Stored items
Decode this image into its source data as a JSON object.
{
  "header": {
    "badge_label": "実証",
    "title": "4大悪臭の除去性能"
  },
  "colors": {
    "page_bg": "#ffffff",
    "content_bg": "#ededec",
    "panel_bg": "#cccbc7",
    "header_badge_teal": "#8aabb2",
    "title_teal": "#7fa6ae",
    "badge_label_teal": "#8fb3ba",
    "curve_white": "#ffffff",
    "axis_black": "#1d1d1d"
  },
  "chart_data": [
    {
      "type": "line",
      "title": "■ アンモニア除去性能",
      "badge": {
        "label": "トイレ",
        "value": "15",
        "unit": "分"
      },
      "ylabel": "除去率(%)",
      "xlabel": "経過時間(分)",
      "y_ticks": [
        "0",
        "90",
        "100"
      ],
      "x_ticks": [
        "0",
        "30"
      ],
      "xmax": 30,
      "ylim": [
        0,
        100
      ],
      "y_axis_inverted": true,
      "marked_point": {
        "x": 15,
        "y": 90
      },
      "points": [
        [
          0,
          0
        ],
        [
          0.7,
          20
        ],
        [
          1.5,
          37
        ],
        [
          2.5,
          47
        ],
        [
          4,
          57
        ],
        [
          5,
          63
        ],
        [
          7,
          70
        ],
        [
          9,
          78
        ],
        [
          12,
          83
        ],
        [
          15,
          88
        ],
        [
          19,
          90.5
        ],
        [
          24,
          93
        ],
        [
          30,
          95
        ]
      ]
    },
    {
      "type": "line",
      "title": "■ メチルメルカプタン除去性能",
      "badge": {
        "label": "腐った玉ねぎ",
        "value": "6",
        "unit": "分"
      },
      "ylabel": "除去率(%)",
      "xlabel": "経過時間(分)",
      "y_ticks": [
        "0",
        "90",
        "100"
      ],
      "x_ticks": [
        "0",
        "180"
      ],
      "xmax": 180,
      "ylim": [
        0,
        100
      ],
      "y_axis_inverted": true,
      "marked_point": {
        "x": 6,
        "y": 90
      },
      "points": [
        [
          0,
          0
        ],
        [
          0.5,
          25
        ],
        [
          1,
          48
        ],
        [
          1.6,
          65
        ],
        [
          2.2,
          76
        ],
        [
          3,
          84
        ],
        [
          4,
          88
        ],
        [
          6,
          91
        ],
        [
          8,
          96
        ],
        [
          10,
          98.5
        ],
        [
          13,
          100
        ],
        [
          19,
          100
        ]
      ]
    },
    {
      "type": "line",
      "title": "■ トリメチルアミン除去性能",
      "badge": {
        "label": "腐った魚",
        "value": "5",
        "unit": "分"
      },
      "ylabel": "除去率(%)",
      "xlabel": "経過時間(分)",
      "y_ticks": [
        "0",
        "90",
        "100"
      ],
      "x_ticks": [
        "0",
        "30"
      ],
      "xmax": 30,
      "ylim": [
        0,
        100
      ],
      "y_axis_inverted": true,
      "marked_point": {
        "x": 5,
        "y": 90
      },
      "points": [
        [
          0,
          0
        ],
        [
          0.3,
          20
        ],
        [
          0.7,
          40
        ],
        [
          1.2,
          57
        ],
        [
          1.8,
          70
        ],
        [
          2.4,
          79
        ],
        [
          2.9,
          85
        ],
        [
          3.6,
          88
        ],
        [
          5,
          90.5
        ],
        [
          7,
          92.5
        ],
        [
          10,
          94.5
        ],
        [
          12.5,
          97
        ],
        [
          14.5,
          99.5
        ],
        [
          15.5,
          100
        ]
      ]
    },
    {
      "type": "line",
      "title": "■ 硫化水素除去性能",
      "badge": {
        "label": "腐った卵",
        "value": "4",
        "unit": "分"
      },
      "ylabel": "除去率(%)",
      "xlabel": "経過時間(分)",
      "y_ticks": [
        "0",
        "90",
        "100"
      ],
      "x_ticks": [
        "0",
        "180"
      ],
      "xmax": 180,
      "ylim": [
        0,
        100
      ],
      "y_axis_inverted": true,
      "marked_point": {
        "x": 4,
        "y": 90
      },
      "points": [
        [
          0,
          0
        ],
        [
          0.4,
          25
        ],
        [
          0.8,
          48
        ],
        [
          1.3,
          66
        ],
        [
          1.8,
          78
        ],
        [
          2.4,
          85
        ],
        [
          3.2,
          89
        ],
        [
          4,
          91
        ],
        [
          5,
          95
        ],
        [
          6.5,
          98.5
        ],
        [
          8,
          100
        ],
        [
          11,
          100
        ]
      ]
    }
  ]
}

• PROBLEM DETAILS
Recopy the whole listing exactly.

• OUTPUT
Decode this image into its source data as a JSON object.
{
  "header": {
    "badge_label": "実証",
    "title": "4大悪臭の除去性能"
  },
  "colors": {
    "page_bg": "#ffffff",
    "content_bg": "#ededec",
    "panel_bg": "#cccbc7",
    "header_badge_teal": "#8aabb2",
    "title_teal": "#7fa6ae",
    "badge_label_teal": "#8fb3ba",
    "curve_white": "#ffffff",
    "axis_black": "#1d1d1d"
  },
  "chart_data": [
    {
      "type": "line",
      "title": "■ アンモニア除去性能",
      "badge": {
        "label": "トイレ",
        "value": "15",
        "unit": "分"
      },
      "ylabel": "除去率(%)",
      "xlabel": "経過時間(分)",
      "y_ticks": [
        "0",
        "90",
        "100"
      ],
      "x_ticks": [
        "0",
        "30"
      ],
      "xmax": 30,
      "ylim": [
        0,
        100
      ],
      "y_axis_inverted": true,
      "marked_point": {
        "x": 15,
        "y": 90
      },
      "points": [
        [
          0,
          0
        ],
        [
          0.7,
          20
        ],
        [
          1.5,
          37
        ],
        [
          2.5,
          47
        ],
        [
          4,
          57
        ],
        [
          5,
          63
        ],
        [
          7,
          70
        ],
        [
          9,
          78
        ],
        [
          12,
          83
        ],
        [
          15,
          88
        ],
        [
          19,
          90.5
        ],
        [
          24,
          93
        ],
        [
          30,
          95
        ]
      ]
    },
    {
      "type": "line",
      "title": "■ メチルメルカプタン除去性能",
      "badge": {
        "label": "腐った玉ねぎ",
        "value": "6",
        "unit": "分"
      },
      "ylabel": "除去率(%)",
      "xlabel": "経過時間(分)",
      "y_ticks": [
        "0",
        "90",
        "100"
      ],
      "x_ticks": [
        "0",
        "180"
      ],
      "xmax": 180,
      "ylim": [
        0,
        100
      ],
      "y_axis_inverted": true,
      "marked_point": {
        "x": 6,
        "y": 90
      },
      "points": [
        [
          0,
          0
        ],
        [
          0.5,
          25
        ],
        [
          1,
          48
        ],
        [
          1.6,
          65
        ],
        [
          2.2,
          76
        ],
        [
          3,
          84
        ],
        [
          4,
          88
        ],
        [
          6,
          91
        ],
        [
          8,
          96
        ],
        [
          10,
          98.5
        ],
        [
          13,
          100
        ],
        [
          19,
          100
        ]
      ]
    },
    {
      "type": "line",
      "title": "■ トリメチルアミン除去性能",
      "badge": {
        "label": "腐った魚",
        "value": "5",
        "unit": "分"
      },
      "ylabel": "除去率(%)",
      "xlabel": "経過時間(分)",
      "y_ticks": [
        "0",
        "90",
        "100"
      ],
      "x_ticks": [
        "0",
        "30"
      ],
      "xmax": 30,
      "ylim": [
        0,
        100
      ],
      "y_axis_inverted": true,
      "marked_point": {
        "x": 5,
        "y": 90
      },
      "points": [
        [
          0,
          0
        ],
        [
          0.3,
          20
        ],
        [
          0.7,
          40
        ],
        [
          1.2,
          57
        ],
        [
          1.8,
          70
        ],
        [
          2.4,
          79
        ],
        [
          2.9,
          85
        ],
        [
          3.6,
          88
        ],
        [
          5,
          90.5
        ],
        [
          7,
          92.5
        ],
        [
          10,
          94.5
        ],
        [
          12.5,
          97
        ],
        [
          14.5,
          99.5
        ],
        [
          15.5,
          100
        ]
      ]
    },
    {
      "type": "line",
      "title": "■ 硫化水素除去性能",
      "badge": {
        "label": "腐った卵",
        "value": "4",
        "unit": "分"
      },
      "ylabel": "除去率(%)",
      "xlabel": "経過時間(分)",
      "y_ticks": [
        "0",
        "90",
        "100"
      ],
      "x_ticks": [
        "0",
        "180"
      ],
      "xmax": 180,
      "ylim": [
        0,
        100
      ],
      "y_axis_inverted": true,
      "marked_point": {
        "x": 4,
        "y": 90
      },
      "points": [
        [
          0,
          0
        ],
        [
          0.4,
          25
        ],
        [
          0.8,
          48
        ],
        [
          1.3,
          66
        ],
        [
          1.8,
          78
        ],
        [
          2.4,
          85
        ],
        [
          3.2,
          89
        ],
        [
          4,
          91
        ],
        [
          5,
          95
        ],
        [
          6.5,
          98.5
        ],
        [
          8,
          100
        ],
        [
          11,
          100
        ]
      ]
    }
  ]
}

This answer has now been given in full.